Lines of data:
------------------------
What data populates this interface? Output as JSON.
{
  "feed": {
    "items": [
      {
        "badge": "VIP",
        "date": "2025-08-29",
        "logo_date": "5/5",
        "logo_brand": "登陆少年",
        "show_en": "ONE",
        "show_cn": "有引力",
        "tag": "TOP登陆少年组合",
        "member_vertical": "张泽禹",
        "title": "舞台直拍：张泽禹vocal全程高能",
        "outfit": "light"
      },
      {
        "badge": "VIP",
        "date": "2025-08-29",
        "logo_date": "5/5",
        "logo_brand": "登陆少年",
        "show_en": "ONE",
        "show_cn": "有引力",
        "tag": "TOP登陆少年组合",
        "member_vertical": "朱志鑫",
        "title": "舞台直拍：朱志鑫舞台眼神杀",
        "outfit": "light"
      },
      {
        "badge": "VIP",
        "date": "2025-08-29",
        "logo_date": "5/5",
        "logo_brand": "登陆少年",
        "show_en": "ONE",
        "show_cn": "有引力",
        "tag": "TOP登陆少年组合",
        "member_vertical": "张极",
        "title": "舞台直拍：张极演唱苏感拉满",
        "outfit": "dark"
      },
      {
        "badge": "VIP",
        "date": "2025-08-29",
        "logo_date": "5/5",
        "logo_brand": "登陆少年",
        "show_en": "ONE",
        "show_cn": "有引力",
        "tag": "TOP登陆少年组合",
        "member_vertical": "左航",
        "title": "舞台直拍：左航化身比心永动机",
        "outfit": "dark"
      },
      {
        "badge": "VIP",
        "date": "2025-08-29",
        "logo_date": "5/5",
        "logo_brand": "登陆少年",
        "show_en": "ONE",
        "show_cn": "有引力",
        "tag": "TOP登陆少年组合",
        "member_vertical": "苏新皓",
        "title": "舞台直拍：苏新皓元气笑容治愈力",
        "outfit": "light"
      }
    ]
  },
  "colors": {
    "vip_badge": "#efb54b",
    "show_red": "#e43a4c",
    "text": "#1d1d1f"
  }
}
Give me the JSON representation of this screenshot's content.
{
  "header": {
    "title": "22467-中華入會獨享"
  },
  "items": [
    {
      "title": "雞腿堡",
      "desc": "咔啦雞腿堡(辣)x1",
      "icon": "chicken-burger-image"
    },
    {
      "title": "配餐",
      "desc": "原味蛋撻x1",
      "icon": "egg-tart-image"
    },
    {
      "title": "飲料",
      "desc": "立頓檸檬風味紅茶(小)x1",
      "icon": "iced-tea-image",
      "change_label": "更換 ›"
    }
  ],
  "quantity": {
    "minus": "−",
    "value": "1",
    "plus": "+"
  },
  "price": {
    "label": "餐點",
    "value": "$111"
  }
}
------------------------
◆ **WHAT THE TASK ASKS**
Write all of the records out again exactly.

◆ **WORKED ANSWER**
What data populates this interface? Output as JSON.
{
  "feed": {
    "items": [
      {
        "badge": "VIP",
        "date": "2025-08-29",
        "logo_date": "5/5",
        "logo_brand": "登陆少年",
        "show_en": "ONE",
        "show_cn": "有引力",
        "tag": "TOP登陆少年组合",
        "member_vertical": "张泽禹",
        "title": "舞台直拍：张泽禹vocal全程高能",
        "outfit": "light"
      },
      {
        "badge": "VIP",
        "date": "2025-08-29",
        "logo_date": "5/5",
        "logo_brand": "登陆少年",
        "show_en": "ONE",
        "show_cn": "有引力",
        "tag": "TOP登陆少年组合",
        "member_vertical": "朱志鑫",
        "title": "舞台直拍：朱志鑫舞台眼神杀",
        "outfit": "light"
      },
      {
        "badge": "VIP",
        "date": "2025-08-29",
        "logo_date": "5/5",
        "logo_brand": "登陆少年",
        "show_en": "ONE",
        "show_cn": "有引力",
        "tag": "TOP登陆少年组合",
        "member_vertical": "张极",
        "title": "舞台直拍：张极演唱苏感拉满",
        "outfit": "dark"
      },
      {
        "badge": "VIP",
        "date": "2025-08-29",
        "logo_date": "5/5",
        "logo_brand": "登陆少年",
        "show_en": "ONE",
        "show_cn": "有引力",
        "tag": "TOP登陆少年组合",
        "member_vertical": "左航",
        "title": "舞台直拍：左航化身比心永动机",
        "outfit": "dark"
      },
      {
        "badge": "VIP",
        "date": "2025-08-29",
        "logo_date": "5/5",
        "logo_brand": "登陆少年",
        "show_en": "ONE",
        "show_cn": "有引力",
        "tag": "TOP登陆少年组合",
        "member_vertical": "苏新皓",
        "title": "舞台直拍：苏新皓元气笑容治愈力",
        "outfit": "light"
      }
    ]
  },
  "colors": {
    "vip_badge": "#efb54b",
    "show_red": "#e43a4c",
    "text": "#1d1d1f"
  }
}
Give me the JSON representation of this screenshot's content.
{
  "header": {
    "title": "22467-中華入會獨享"
  },
  "items": [
    {
      "title": "雞腿堡",
      "desc": "咔啦雞腿堡(辣)x1",
      "icon": "chicken-burger-image"
    },
    {
      "title": "配餐",
      "desc": "原味蛋撻x1",
      "icon": "egg-tart-image"
    },
    {
      "title": "飲料",
      "desc": "立頓檸檬風味紅茶(小)x1",
      "icon": "iced-tea-image",
      "change_label": "更換 ›"
    }
  ],
  "quantity": {
    "minus": "−",
    "value": "1",
    "plus": "+"
  },
  "price": {
    "label": "餐點",
    "value": "$111"
  }
}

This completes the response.